What you have to do
For each line below that includes the word "this", make a copy.

______________________________

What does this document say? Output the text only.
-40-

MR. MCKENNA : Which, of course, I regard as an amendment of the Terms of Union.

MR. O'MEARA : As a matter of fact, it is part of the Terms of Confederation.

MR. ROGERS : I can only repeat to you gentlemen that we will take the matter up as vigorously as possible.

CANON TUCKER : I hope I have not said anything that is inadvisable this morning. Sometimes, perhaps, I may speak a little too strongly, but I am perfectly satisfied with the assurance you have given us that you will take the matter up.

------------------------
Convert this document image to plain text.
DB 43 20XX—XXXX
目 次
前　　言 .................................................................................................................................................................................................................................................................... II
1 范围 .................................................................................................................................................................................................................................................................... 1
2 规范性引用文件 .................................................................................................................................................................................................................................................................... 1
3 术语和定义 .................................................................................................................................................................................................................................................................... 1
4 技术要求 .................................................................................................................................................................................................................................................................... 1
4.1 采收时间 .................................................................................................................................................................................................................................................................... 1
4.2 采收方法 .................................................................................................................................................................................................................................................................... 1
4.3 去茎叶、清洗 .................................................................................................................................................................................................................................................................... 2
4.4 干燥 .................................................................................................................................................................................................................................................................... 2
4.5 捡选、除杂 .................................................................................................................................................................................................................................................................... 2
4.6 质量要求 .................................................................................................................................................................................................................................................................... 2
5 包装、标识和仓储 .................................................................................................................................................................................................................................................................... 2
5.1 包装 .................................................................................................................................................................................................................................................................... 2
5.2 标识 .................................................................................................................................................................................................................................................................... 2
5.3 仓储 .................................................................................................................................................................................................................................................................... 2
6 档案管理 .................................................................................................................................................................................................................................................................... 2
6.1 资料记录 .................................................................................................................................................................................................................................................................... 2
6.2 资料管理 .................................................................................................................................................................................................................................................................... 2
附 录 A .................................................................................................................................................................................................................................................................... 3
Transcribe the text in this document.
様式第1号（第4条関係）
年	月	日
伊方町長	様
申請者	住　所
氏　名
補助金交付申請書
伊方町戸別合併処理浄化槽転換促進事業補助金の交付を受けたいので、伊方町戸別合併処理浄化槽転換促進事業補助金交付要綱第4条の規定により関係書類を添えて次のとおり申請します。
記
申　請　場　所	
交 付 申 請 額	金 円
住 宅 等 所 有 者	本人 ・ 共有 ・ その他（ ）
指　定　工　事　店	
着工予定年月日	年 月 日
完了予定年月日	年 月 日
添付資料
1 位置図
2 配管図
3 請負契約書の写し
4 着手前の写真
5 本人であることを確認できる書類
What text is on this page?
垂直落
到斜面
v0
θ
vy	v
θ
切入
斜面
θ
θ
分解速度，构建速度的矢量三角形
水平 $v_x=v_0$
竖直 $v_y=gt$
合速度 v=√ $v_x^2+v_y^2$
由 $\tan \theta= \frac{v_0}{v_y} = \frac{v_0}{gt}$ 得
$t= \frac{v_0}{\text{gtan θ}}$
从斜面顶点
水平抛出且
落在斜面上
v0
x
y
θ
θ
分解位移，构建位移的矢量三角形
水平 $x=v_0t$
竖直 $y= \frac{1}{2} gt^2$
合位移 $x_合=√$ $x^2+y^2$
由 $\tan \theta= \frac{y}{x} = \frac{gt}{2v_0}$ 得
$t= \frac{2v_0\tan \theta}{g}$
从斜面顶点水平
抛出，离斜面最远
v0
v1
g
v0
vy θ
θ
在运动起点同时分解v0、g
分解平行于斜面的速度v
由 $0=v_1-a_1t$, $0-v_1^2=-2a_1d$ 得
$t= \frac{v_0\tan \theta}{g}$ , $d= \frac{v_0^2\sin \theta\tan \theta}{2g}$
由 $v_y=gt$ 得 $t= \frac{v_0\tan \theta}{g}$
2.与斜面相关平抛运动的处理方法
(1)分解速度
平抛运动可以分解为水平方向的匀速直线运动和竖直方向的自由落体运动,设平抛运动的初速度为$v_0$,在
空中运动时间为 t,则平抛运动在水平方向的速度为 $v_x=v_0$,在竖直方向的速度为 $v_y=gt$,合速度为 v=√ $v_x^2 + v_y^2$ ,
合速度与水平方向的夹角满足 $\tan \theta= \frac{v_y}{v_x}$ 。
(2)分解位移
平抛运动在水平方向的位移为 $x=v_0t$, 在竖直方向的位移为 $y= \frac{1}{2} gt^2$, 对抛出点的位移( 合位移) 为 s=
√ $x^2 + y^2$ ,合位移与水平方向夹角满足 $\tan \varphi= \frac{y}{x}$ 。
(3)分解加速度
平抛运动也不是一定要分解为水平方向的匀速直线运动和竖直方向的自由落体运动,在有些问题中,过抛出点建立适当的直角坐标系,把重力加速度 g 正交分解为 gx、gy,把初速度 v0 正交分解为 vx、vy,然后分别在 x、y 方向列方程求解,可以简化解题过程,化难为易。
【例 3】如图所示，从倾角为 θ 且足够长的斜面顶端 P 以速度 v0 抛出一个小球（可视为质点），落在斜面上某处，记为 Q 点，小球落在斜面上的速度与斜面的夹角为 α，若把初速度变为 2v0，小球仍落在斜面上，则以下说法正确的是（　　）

______________________________

Task output
What does this document say? Output the text only.
CANON TUCKER : I hope I have not said anything that is inadvisable this morning. Sometimes, perhaps, I may speak a little too strongly, but I am perfectly satisfied with the assurance you have given us that you will take the matter up.
Convert this document image to plain text.
Transcribe the text in this document.
What text is on this page?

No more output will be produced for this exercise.